* START RECORD SET *

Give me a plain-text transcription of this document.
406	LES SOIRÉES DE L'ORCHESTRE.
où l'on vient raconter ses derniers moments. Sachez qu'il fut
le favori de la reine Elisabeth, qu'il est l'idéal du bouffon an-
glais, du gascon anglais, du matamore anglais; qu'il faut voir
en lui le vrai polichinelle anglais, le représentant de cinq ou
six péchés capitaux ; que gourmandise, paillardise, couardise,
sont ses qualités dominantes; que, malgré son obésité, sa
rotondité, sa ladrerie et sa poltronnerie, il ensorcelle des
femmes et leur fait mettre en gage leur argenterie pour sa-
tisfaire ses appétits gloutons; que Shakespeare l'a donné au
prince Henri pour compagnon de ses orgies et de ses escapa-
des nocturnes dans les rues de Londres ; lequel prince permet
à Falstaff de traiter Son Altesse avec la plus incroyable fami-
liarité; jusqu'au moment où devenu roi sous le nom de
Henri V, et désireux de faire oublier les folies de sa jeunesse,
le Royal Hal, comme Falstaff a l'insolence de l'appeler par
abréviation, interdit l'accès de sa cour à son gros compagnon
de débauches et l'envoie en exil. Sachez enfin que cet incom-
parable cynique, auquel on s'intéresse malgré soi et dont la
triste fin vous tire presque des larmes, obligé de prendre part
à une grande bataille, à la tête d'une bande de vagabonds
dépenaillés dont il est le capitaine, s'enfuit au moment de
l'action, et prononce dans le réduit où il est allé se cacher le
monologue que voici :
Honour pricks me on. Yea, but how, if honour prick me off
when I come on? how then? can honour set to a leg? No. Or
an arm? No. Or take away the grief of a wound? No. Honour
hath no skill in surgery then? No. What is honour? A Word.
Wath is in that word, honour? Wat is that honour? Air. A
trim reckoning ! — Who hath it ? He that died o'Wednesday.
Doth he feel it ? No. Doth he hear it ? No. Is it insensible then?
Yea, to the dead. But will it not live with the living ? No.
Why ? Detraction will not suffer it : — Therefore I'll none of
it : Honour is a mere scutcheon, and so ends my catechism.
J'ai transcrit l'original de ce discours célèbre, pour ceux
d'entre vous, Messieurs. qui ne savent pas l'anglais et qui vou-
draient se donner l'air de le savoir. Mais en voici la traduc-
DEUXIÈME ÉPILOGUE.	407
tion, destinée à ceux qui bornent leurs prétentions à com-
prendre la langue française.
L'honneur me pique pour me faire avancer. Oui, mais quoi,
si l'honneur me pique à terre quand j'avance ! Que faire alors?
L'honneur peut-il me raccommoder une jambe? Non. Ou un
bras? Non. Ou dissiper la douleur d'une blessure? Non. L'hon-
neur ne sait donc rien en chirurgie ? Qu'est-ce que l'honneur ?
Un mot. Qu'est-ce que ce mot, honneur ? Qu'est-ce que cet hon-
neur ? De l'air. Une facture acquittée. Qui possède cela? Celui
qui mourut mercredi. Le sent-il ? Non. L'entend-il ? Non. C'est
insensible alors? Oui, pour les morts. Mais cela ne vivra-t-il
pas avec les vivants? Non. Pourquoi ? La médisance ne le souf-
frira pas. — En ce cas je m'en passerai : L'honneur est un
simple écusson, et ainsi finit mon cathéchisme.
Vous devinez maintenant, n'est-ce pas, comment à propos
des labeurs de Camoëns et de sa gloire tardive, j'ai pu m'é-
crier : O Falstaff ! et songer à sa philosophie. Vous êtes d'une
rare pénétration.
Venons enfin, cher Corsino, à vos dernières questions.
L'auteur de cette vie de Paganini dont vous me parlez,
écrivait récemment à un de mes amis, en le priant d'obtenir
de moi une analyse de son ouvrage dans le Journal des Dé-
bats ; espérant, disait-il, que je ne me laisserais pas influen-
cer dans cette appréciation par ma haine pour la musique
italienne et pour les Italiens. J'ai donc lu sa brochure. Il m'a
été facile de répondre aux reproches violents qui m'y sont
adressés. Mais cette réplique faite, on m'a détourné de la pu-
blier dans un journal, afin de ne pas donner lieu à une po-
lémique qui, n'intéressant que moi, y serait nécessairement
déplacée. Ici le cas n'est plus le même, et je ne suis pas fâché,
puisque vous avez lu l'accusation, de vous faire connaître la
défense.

* END RECORD SET *

» **TASK DESCRIPTION**: Return each entry from above without altering a single character.

» **ANSWER IN FULL**:
Give me a plain-text transcription of this document.
406	LES SOIRÉES DE L'ORCHESTRE.
où l'on vient raconter ses derniers moments. Sachez qu'il fut
le favori de la reine Elisabeth, qu'il est l'idéal du bouffon an-
glais, du gascon anglais, du matamore anglais; qu'il faut voir
en lui le vrai polichinelle anglais, le représentant de cinq ou
six péchés capitaux ; que gourmandise, paillardise, couardise,
sont ses qualités dominantes; que, malgré son obésité, sa
rotondité, sa ladrerie et sa poltronnerie, il ensorcelle des
femmes et leur fait mettre en gage leur argenterie pour sa-
tisfaire ses appétits gloutons; que Shakespeare l'a donné au
prince Henri pour compagnon de ses orgies et de ses escapa-
des nocturnes dans les rues de Londres ; lequel prince permet
à Falstaff de traiter Son Altesse avec la plus incroyable fami-
liarité; jusqu'au moment où devenu roi sous le nom de
Henri V, et désireux de faire oublier les folies de sa jeunesse,
le Royal Hal, comme Falstaff a l'insolence de l'appeler par
abréviation, interdit l'accès de sa cour à son gros compagnon
de débauches et l'envoie en exil. Sachez enfin que cet incom-
parable cynique, auquel on s'intéresse malgré soi et dont la
triste fin vous tire presque des larmes, obligé de prendre part
à une grande bataille, à la tête d'une bande de vagabonds
dépenaillés dont il est le capitaine, s'enfuit au moment de
l'action, et prononce dans le réduit où il est allé se cacher le
monologue que voici :
Honour pricks me on. Yea, but how, if honour prick me off
when I come on? how then? can honour set to a leg? No. Or
an arm? No. Or take away the grief of a wound? No. Honour
hath no skill in surgery then? No. What is honour? A Word.
Wath is in that word, honour? Wat is that honour? Air. A
trim reckoning ! — Who hath it ? He that died o'Wednesday.
Doth he feel it ? No. Doth he hear it ? No. Is it insensible then?
Yea, to the dead. But will it not live with the living ? No.
Why ? Detraction will not suffer it : — Therefore I'll none of
it : Honour is a mere scutcheon, and so ends my catechism.
J'ai transcrit l'original de ce discours célèbre, pour ceux
d'entre vous, Messieurs. qui ne savent pas l'anglais et qui vou-
draient se donner l'air de le savoir. Mais en voici la traduc-
DEUXIÈME ÉPILOGUE.	407
tion, destinée à ceux qui bornent leurs prétentions à com-
prendre la langue française.
L'honneur me pique pour me faire avancer. Oui, mais quoi,
si l'honneur me pique à terre quand j'avance ! Que faire alors?
L'honneur peut-il me raccommoder une jambe? Non. Ou un
bras? Non. Ou dissiper la douleur d'une blessure? Non. L'hon-
neur ne sait donc rien en chirurgie ? Qu'est-ce que l'honneur ?
Un mot. Qu'est-ce que ce mot, honneur ? Qu'est-ce que cet hon-
neur ? De l'air. Une facture acquittée. Qui possède cela? Celui
qui mourut mercredi. Le sent-il ? Non. L'entend-il ? Non. C'est
insensible alors? Oui, pour les morts. Mais cela ne vivra-t-il
pas avec les vivants? Non. Pourquoi ? La médisance ne le souf-
frira pas. — En ce cas je m'en passerai : L'honneur est un
simple écusson, et ainsi finit mon cathéchisme.
Vous devinez maintenant, n'est-ce pas, comment à propos
des labeurs de Camoëns et de sa gloire tardive, j'ai pu m'é-
crier : O Falstaff ! et songer à sa philosophie. Vous êtes d'une
rare pénétration.
Venons enfin, cher Corsino, à vos dernières questions.
L'auteur de cette vie de Paganini dont vous me parlez,
écrivait récemment à un de mes amis, en le priant d'obtenir
de moi une analyse de son ouvrage dans le Journal des Dé-
bats ; espérant, disait-il, que je ne me laisserais pas influen-
cer dans cette appréciation par ma haine pour la musique
italienne et pour les Italiens. J'ai donc lu sa brochure. Il m'a
été facile de répondre aux reproches violents qui m'y sont
adressés. Mais cette réplique faite, on m'a détourné de la pu-
blier dans un journal, afin de ne pas donner lieu à une po-
lémique qui, n'intéressant que moi, y serait nécessairement
déplacée. Ici le cas n'est plus le même, et je ne suis pas fâché,
puisque vous avez lu l'accusation, de vous faire connaître la
défense.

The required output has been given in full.